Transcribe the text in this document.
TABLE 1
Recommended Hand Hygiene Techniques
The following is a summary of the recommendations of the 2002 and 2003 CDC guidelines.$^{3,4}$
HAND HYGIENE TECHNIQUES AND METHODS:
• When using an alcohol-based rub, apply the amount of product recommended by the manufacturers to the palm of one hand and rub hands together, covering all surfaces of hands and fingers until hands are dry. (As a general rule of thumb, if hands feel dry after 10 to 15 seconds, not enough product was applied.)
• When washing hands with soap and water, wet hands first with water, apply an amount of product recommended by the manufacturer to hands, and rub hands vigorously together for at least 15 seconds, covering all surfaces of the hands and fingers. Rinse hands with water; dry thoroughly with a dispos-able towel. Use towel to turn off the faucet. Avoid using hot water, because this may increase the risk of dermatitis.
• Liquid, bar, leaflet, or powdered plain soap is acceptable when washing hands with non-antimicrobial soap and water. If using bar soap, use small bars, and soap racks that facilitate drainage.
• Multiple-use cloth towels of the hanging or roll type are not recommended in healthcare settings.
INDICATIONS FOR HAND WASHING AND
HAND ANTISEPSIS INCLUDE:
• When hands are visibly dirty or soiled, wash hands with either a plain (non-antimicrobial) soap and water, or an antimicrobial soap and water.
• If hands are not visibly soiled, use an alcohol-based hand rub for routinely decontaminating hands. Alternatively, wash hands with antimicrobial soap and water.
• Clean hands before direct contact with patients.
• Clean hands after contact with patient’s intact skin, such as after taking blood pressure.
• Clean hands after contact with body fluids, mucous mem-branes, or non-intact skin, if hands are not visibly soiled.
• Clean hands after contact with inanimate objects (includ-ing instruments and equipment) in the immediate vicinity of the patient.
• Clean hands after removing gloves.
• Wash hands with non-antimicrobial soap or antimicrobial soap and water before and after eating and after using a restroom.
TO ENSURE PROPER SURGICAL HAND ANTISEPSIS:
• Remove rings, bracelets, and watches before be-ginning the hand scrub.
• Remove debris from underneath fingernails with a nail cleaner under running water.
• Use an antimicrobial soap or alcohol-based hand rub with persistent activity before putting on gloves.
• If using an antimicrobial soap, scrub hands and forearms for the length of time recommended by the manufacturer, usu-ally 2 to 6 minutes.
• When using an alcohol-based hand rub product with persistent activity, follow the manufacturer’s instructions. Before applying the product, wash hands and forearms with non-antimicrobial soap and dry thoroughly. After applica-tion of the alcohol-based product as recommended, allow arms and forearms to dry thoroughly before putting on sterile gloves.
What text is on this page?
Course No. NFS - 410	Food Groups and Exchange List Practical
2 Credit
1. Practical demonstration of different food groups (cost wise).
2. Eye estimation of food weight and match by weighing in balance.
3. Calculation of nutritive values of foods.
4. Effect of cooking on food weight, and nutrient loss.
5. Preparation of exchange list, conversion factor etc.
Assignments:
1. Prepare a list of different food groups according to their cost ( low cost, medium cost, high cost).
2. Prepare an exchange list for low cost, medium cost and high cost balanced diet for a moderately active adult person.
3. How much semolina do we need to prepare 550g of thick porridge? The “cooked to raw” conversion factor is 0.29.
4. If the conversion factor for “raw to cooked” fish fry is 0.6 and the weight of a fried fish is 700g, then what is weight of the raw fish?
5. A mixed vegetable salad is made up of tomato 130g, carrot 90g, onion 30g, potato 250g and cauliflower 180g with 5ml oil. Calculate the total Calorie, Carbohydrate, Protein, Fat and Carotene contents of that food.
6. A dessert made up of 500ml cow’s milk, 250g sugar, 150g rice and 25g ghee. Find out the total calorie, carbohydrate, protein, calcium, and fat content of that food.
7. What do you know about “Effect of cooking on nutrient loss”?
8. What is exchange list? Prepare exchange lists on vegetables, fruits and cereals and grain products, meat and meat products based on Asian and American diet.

═══

Tally the lines of the entries that include the word "conversion" and give only the total.

3